» TASK OBJECTIVE
The records below must be duplicated exactly, character for character.

(Figure content listings)
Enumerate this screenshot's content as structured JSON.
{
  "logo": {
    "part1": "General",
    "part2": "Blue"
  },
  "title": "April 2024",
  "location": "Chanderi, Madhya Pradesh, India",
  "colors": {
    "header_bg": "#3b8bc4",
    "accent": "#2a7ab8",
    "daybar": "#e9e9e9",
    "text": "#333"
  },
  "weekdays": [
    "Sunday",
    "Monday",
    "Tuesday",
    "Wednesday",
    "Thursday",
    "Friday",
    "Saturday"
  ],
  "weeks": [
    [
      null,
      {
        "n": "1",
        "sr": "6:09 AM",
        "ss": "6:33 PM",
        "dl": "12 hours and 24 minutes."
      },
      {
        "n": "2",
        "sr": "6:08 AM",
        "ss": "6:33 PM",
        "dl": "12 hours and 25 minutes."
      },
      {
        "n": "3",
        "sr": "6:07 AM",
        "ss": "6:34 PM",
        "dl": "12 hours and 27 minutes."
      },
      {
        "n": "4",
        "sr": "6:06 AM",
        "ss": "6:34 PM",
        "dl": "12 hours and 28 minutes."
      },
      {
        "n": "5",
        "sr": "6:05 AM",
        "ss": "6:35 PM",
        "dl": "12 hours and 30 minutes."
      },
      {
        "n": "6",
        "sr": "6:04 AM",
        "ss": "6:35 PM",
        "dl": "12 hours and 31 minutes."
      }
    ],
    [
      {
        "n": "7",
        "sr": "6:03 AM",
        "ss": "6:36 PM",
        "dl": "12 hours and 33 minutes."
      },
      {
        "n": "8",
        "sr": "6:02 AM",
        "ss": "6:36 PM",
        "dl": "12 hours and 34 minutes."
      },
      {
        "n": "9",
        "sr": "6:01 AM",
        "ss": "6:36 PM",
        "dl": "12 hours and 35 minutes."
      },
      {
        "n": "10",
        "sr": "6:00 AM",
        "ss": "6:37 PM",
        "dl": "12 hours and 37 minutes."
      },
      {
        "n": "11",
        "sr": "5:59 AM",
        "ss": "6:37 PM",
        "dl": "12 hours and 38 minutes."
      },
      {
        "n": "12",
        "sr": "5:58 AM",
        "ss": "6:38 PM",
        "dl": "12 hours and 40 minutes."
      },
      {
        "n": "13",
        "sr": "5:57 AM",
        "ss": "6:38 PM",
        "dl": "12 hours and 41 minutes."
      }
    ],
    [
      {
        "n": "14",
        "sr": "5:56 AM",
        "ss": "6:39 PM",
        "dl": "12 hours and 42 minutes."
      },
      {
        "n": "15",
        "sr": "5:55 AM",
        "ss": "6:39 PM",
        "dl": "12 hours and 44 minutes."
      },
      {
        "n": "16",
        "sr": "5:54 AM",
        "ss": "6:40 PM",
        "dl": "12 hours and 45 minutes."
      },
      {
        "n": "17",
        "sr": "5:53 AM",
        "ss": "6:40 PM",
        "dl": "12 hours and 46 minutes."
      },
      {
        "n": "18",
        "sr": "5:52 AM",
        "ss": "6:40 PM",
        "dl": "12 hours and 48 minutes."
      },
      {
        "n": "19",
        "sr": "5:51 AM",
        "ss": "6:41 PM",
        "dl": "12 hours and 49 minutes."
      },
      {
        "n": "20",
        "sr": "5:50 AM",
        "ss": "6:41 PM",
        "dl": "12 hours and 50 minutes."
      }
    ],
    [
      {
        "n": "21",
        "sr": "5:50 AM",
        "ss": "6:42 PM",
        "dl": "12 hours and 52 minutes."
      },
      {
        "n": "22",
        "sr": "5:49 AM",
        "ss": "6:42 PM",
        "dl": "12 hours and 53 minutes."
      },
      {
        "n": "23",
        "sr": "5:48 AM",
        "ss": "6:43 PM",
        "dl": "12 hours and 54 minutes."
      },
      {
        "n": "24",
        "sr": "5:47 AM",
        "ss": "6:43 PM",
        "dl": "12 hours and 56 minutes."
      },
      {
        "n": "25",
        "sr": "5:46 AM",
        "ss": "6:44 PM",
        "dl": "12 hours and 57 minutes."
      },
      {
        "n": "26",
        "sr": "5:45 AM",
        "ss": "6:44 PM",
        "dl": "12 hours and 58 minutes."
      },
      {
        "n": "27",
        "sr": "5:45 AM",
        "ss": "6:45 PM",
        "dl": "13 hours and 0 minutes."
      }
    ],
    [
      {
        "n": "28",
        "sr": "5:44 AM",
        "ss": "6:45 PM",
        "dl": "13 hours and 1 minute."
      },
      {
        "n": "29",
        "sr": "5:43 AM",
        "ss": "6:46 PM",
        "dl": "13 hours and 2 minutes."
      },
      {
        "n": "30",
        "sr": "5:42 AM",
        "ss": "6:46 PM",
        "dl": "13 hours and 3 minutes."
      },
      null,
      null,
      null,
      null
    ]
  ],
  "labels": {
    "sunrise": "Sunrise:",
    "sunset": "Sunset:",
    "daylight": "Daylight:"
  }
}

» ANSWER IN FULL
Enumerate this screenshot's content as structured JSON.
{
  "logo": {
    "part1": "General",
    "part2": "Blue"
  },
  "title": "April 2024",
  "location": "Chanderi, Madhya Pradesh, India",
  "colors": {
    "header_bg": "#3b8bc4",
    "accent": "#2a7ab8",
    "daybar": "#e9e9e9",
    "text": "#333"
  },
  "weekdays": [
    "Sunday",
    "Monday",
    "Tuesday",
    "Wednesday",
    "Thursday",
    "Friday",
    "Saturday"
  ],
  "weeks": [
    [
      null,
      {
        "n": "1",
        "sr": "6:09 AM",
        "ss": "6:33 PM",
        "dl": "12 hours and 24 minutes."
      },
      {
        "n": "2",
        "sr": "6:08 AM",
        "ss": "6:33 PM",
        "dl": "12 hours and 25 minutes."
      },
      {
        "n": "3",
        "sr": "6:07 AM",
        "ss": "6:34 PM",
        "dl": "12 hours and 27 minutes."
      },
      {
        "n": "4",
        "sr": "6:06 AM",
        "ss": "6:34 PM",
        "dl": "12 hours and 28 minutes."
      },
      {
        "n": "5",
        "sr": "6:05 AM",
        "ss": "6:35 PM",
        "dl": "12 hours and 30 minutes."
      },
      {
        "n": "6",
        "sr": "6:04 AM",
        "ss": "6:35 PM",
        "dl": "12 hours and 31 minutes."
      }
    ],
    [
      {
        "n": "7",
        "sr": "6:03 AM",
        "ss": "6:36 PM",
        "dl": "12 hours and 33 minutes."
      },
      {
        "n": "8",
        "sr": "6:02 AM",
        "ss": "6:36 PM",
        "dl": "12 hours and 34 minutes."
      },
      {
        "n": "9",
        "sr": "6:01 AM",
        "ss": "6:36 PM",
        "dl": "12 hours and 35 minutes."
      },
      {
        "n": "10",
        "sr": "6:00 AM",
        "ss": "6:37 PM",
        "dl": "12 hours and 37 minutes."
      },
      {
        "n": "11",
        "sr": "5:59 AM",
        "ss": "6:37 PM",
        "dl": "12 hours and 38 minutes."
      },
      {
        "n": "12",
        "sr": "5:58 AM",
        "ss": "6:38 PM",
        "dl": "12 hours and 40 minutes."
      },
      {
        "n": "13",
        "sr": "5:57 AM",
        "ss": "6:38 PM",
        "dl": "12 hours and 41 minutes."
      }
    ],
    [
      {
        "n": "14",
        "sr": "5:56 AM",
        "ss": "6:39 PM",
        "dl": "12 hours and 42 minutes."
      },
      {
        "n": "15",
        "sr": "5:55 AM",
        "ss": "6:39 PM",
        "dl": "12 hours and 44 minutes."
      },
      {
        "n": "16",
        "sr": "5:54 AM",
        "ss": "6:40 PM",
        "dl": "12 hours and 45 minutes."
      },
      {
        "n": "17",
        "sr": "5:53 AM",
        "ss": "6:40 PM",
        "dl": "12 hours and 46 minutes."
      },
      {
        "n": "18",
        "sr": "5:52 AM",
        "ss": "6:40 PM",
        "dl": "12 hours and 48 minutes."
      },
      {
        "n": "19",
        "sr": "5:51 AM",
        "ss": "6:41 PM",
        "dl": "12 hours and 49 minutes."
      },
      {
        "n": "20",
        "sr": "5:50 AM",
        "ss": "6:41 PM",
        "dl": "12 hours and 50 minutes."
      }
    ],
    [
      {
        "n": "21",
        "sr": "5:50 AM",
        "ss": "6:42 PM",
        "dl": "12 hours and 52 minutes."
      },
      {
        "n": "22",
        "sr": "5:49 AM",
        "ss": "6:42 PM",
        "dl": "12 hours and 53 minutes."
      },
      {
        "n": "23",
        "sr": "5:48 AM",
        "ss": "6:43 PM",
        "dl": "12 hours and 54 minutes."
      },
      {
        "n": "24",
        "sr": "5:47 AM",
        "ss": "6:43 PM",
        "dl": "12 hours and 56 minutes."
      },
      {
        "n": "25",
        "sr": "5:46 AM",
        "ss": "6:44 PM",
        "dl": "12 hours and 57 minutes."
      },
      {
        "n": "26",
        "sr": "5:45 AM",
        "ss": "6:44 PM",
        "dl": "12 hours and 58 minutes."
      },
      {
        "n": "27",
        "sr": "5:45 AM",
        "ss": "6:45 PM",
        "dl": "13 hours and 0 minutes."
      }
    ],
    [
      {
        "n": "28",
        "sr": "5:44 AM",
        "ss": "6:45 PM",
        "dl": "13 hours and 1 minute."
      },
      {
        "n": "29",
        "sr": "5:43 AM",
        "ss": "6:46 PM",
        "dl": "13 hours and 2 minutes."
      },
      {
        "n": "30",
        "sr": "5:42 AM",
        "ss": "6:46 PM",
        "dl": "13 hours and 3 minutes."
      },
      null,
      null,
      null,
      null
    ]
  ],
  "labels": {
    "sunrise": "Sunrise:",
    "sunset": "Sunset:",
    "daylight": "Daylight:"
  }
}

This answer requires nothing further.